— START —

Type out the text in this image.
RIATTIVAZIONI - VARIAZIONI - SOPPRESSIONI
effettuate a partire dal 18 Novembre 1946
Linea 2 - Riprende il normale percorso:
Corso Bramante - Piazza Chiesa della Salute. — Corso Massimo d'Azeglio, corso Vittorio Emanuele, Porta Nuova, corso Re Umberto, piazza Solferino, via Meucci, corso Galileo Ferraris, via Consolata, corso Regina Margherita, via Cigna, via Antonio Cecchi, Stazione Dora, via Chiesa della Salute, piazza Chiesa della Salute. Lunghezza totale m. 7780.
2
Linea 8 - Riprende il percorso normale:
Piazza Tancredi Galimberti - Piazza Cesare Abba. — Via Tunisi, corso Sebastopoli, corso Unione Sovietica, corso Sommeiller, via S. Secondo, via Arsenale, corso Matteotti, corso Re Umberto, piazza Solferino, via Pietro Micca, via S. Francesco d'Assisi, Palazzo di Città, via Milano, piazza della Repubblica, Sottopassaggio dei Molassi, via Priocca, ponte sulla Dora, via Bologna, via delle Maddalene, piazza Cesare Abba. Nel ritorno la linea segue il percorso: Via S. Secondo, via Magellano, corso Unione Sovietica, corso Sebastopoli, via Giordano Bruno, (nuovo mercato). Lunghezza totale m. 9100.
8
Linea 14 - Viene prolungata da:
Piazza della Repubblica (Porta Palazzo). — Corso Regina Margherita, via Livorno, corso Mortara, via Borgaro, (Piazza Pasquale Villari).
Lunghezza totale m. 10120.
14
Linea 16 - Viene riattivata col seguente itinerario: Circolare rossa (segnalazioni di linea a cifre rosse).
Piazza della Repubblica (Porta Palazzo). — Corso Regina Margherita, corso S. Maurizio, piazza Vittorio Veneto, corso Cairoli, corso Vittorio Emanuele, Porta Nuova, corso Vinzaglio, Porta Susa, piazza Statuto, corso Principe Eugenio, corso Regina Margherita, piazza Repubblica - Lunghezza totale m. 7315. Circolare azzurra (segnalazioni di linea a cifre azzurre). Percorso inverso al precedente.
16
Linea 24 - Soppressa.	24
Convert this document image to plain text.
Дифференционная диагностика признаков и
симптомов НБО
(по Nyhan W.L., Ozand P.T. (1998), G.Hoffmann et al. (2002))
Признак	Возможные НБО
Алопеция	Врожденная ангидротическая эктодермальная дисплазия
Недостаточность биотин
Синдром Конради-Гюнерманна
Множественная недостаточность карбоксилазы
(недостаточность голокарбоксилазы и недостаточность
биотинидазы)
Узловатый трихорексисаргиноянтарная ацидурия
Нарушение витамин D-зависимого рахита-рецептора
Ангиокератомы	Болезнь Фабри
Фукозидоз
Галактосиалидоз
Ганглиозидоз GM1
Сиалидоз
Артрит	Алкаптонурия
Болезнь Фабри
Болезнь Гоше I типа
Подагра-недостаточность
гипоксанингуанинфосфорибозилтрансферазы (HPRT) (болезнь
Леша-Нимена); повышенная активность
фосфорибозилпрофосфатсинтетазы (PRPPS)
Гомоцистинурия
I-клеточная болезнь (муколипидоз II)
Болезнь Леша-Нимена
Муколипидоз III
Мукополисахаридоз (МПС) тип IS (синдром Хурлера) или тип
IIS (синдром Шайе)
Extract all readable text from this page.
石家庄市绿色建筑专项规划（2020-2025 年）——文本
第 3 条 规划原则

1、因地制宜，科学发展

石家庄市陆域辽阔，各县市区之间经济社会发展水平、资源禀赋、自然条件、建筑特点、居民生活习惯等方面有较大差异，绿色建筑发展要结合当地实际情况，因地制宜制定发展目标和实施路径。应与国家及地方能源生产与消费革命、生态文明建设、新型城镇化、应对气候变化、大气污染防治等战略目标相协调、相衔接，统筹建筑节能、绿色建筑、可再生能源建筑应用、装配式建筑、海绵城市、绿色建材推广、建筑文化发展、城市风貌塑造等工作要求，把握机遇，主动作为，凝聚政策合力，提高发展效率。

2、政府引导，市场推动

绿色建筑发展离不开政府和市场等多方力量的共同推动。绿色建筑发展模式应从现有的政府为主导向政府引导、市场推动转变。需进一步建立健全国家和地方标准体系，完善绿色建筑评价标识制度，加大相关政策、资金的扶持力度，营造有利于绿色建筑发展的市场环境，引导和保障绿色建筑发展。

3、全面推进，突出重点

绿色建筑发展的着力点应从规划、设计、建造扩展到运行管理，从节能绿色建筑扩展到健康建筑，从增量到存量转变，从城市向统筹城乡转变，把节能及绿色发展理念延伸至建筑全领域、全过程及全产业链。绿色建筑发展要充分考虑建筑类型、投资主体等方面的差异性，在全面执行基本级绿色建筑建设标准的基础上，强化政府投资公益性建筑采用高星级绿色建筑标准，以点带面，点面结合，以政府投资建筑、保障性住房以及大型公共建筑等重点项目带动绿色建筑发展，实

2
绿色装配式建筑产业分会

— END —

#### Short task
Each line of the listing should be echoed back exactly.

#### Expected output
Type out the text in this image.
RIATTIVAZIONI - VARIAZIONI - SOPPRESSIONI
effettuate a partire dal 18 Novembre 1946
Linea 2 - Riprende il normale percorso:
Corso Bramante - Piazza Chiesa della Salute. — Corso Massimo d'Azeglio, corso Vittorio Emanuele, Porta Nuova, corso Re Umberto, piazza Solferino, via Meucci, corso Galileo Ferraris, via Consolata, corso Regina Margherita, via Cigna, via Antonio Cecchi, Stazione Dora, via Chiesa della Salute, piazza Chiesa della Salute. Lunghezza totale m. 7780.
2
Linea 8 - Riprende il percorso normale:
Piazza Tancredi Galimberti - Piazza Cesare Abba. — Via Tunisi, corso Sebastopoli, corso Unione Sovietica, corso Sommeiller, via S. Secondo, via Arsenale, corso Matteotti, corso Re Umberto, piazza Solferino, via Pietro Micca, via S. Francesco d'Assisi, Palazzo di Città, via Milano, piazza della Repubblica, Sottopassaggio dei Molassi, via Priocca, ponte sulla Dora, via Bologna, via delle Maddalene, piazza Cesare Abba. Nel ritorno la linea segue il percorso: Via S. Secondo, via Magellano, corso Unione Sovietica, corso Sebastopoli, via Giordano Bruno, (nuovo mercato). Lunghezza totale m. 9100.
8
Linea 14 - Viene prolungata da:
Piazza della Repubblica (Porta Palazzo). — Corso Regina Margherita, via Livorno, corso Mortara, via Borgaro, (Piazza Pasquale Villari).
Lunghezza totale m. 10120.
14
Linea 16 - Viene riattivata col seguente itinerario: Circolare rossa (segnalazioni di linea a cifre rosse).
Piazza della Repubblica (Porta Palazzo). — Corso Regina Margherita, corso S. Maurizio, piazza Vittorio Veneto, corso Cairoli, corso Vittorio Emanuele, Porta Nuova, corso Vinzaglio, Porta Susa, piazza Statuto, corso Principe Eugenio, corso Regina Margherita, piazza Repubblica - Lunghezza totale m. 7315. Circolare azzurra (segnalazioni di linea a cifre azzurre). Percorso inverso al precedente.
16
Linea 24 - Soppressa.	24
Convert this document image to plain text.
Дифференционная диагностика признаков и
симптомов НБО
(по Nyhan W.L., Ozand P.T. (1998), G.Hoffmann et al. (2002))
Признак	Возможные НБО
Алопеция	Врожденная ангидротическая эктодермальная дисплазия
Недостаточность биотин
Синдром Конради-Гюнерманна
Множественная недостаточность карбоксилазы
(недостаточность голокарбоксилазы и недостаточность
биотинидазы)
Узловатый трихорексисаргиноянтарная ацидурия
Нарушение витамин D-зависимого рахита-рецептора
Ангиокератомы	Болезнь Фабри
Фукозидоз
Галактосиалидоз
Ганглиозидоз GM1
Сиалидоз
Артрит	Алкаптонурия
Болезнь Фабри
Болезнь Гоше I типа
Подагра-недостаточность
гипоксанингуанинфосфорибозилтрансферазы (HPRT) (болезнь
Леша-Нимена); повышенная активность
фосфорибозилпрофосфатсинтетазы (PRPPS)
Гомоцистинурия
I-клеточная болезнь (муколипидоз II)
Болезнь Леша-Нимена
Муколипидоз III
Мукополисахаридоз (МПС) тип IS (синдром Хурлера) или тип
IIS (синдром Шайе)
Extract all readable text from this page.
石家庄市绿色建筑专项规划（2020-2025 年）——文本
第 3 条 规划原则

1、因地制宜，科学发展

石家庄市陆域辽阔，各县市区之间经济社会发展水平、资源禀赋、自然条件、建筑特点、居民生活习惯等方面有较大差异，绿色建筑发展要结合当地实际情况，因地制宜制定发展目标和实施路径。应与国家及地方能源生产与消费革命、生态文明建设、新型城镇化、应对气候变化、大气污染防治等战略目标相协调、相衔接，统筹建筑节能、绿色建筑、可再生能源建筑应用、装配式建筑、海绵城市、绿色建材推广、建筑文化发展、城市风貌塑造等工作要求，把握机遇，主动作为，凝聚政策合力，提高发展效率。

2、政府引导，市场推动

绿色建筑发展离不开政府和市场等多方力量的共同推动。绿色建筑发展模式应从现有的政府为主导向政府引导、市场推动转变。需进一步建立健全国家和地方标准体系，完善绿色建筑评价标识制度，加大相关政策、资金的扶持力度，营造有利于绿色建筑发展的市场环境，引导和保障绿色建筑发展。

3、全面推进，突出重点

绿色建筑发展的着力点应从规划、设计、建造扩展到运行管理，从节能绿色建筑扩展到健康建筑，从增量到存量转变，从城市向统筹城乡转变，把节能及绿色发展理念延伸至建筑全领域、全过程及全产业链。绿色建筑发展要充分考虑建筑类型、投资主体等方面的差异性，在全面执行基本级绿色建筑建设标准的基础上，强化政府投资公益性建筑采用高星级绿色建筑标准，以点带面，点面结合，以政府投资建筑、保障性住房以及大型公共建筑等重点项目带动绿色建筑发展，实

2
绿色装配式建筑产业分会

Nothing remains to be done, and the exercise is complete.